[begin INFORMATION PROVIDED]

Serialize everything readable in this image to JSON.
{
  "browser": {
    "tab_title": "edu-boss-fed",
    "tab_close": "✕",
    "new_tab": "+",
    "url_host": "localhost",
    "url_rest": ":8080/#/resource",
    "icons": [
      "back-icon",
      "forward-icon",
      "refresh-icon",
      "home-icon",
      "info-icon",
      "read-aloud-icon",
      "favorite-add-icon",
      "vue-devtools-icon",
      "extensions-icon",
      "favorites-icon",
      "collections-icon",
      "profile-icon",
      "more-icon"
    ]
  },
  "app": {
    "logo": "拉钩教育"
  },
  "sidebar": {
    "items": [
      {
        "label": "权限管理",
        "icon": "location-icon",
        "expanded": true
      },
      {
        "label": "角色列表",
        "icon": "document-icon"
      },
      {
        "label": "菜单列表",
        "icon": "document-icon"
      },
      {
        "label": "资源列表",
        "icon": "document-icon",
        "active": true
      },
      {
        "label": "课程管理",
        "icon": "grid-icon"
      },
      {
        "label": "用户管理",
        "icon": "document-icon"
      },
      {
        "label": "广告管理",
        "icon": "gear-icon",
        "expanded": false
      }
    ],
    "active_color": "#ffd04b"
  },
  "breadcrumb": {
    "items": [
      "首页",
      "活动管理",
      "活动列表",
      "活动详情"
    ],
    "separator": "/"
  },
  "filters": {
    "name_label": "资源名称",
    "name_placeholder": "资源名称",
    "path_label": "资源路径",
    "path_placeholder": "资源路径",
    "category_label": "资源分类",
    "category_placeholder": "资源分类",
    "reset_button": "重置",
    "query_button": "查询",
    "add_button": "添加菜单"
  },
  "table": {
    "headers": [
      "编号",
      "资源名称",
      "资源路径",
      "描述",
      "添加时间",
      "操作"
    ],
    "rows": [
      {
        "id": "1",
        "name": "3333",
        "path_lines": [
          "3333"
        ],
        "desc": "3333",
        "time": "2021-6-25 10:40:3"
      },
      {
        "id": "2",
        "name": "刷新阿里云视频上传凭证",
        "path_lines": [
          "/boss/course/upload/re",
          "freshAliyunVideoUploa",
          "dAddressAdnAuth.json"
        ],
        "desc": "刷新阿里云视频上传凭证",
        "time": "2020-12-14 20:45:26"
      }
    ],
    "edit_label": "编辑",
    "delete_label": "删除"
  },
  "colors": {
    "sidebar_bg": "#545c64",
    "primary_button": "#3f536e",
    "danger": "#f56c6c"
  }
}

[end INFORMATION PROVIDED]

Extract the complete listing verbatim.

Serialize everything readable in this image to JSON.
{
  "browser": {
    "tab_title": "edu-boss-fed",
    "tab_close": "✕",
    "new_tab": "+",
    "url_host": "localhost",
    "url_rest": ":8080/#/resource",
    "icons": [
      "back-icon",
      "forward-icon",
      "refresh-icon",
      "home-icon",
      "info-icon",
      "read-aloud-icon",
      "favorite-add-icon",
      "vue-devtools-icon",
      "extensions-icon",
      "favorites-icon",
      "collections-icon",
      "profile-icon",
      "more-icon"
    ]
  },
  "app": {
    "logo": "拉钩教育"
  },
  "sidebar": {
    "items": [
      {
        "label": "权限管理",
        "icon": "location-icon",
        "expanded": true
      },
      {
        "label": "角色列表",
        "icon": "document-icon"
      },
      {
        "label": "菜单列表",
        "icon": "document-icon"
      },
      {
        "label": "资源列表",
        "icon": "document-icon",
        "active": true
      },
      {
        "label": "课程管理",
        "icon": "grid-icon"
      },
      {
        "label": "用户管理",
        "icon": "document-icon"
      },
      {
        "label": "广告管理",
        "icon": "gear-icon",
        "expanded": false
      }
    ],
    "active_color": "#ffd04b"
  },
  "breadcrumb": {
    "items": [
      "首页",
      "活动管理",
      "活动列表",
      "活动详情"
    ],
    "separator": "/"
  },
  "filters": {
    "name_label": "资源名称",
    "name_placeholder": "资源名称",
    "path_label": "资源路径",
    "path_placeholder": "资源路径",
    "category_label": "资源分类",
    "category_placeholder": "资源分类",
    "reset_button": "重置",
    "query_button": "查询",
    "add_button": "添加菜单"
  },
  "table": {
    "headers": [
      "编号",
      "资源名称",
      "资源路径",
      "描述",
      "添加时间",
      "操作"
    ],
    "rows": [
      {
        "id": "1",
        "name": "3333",
        "path_lines": [
          "3333"
        ],
        "desc": "3333",
        "time": "2021-6-25 10:40:3"
      },
      {
        "id": "2",
        "name": "刷新阿里云视频上传凭证",
        "path_lines": [
          "/boss/course/upload/re",
          "freshAliyunVideoUploa",
          "dAddressAdnAuth.json"
        ],
        "desc": "刷新阿里云视频上传凭证",
        "time": "2020-12-14 20:45:26"
      }
    ],
    "edit_label": "编辑",
    "delete_label": "删除"
  },
  "colors": {
    "sidebar_bg": "#545c64",
    "primary_button": "#3f536e",
    "danger": "#f56c6c"
  }
}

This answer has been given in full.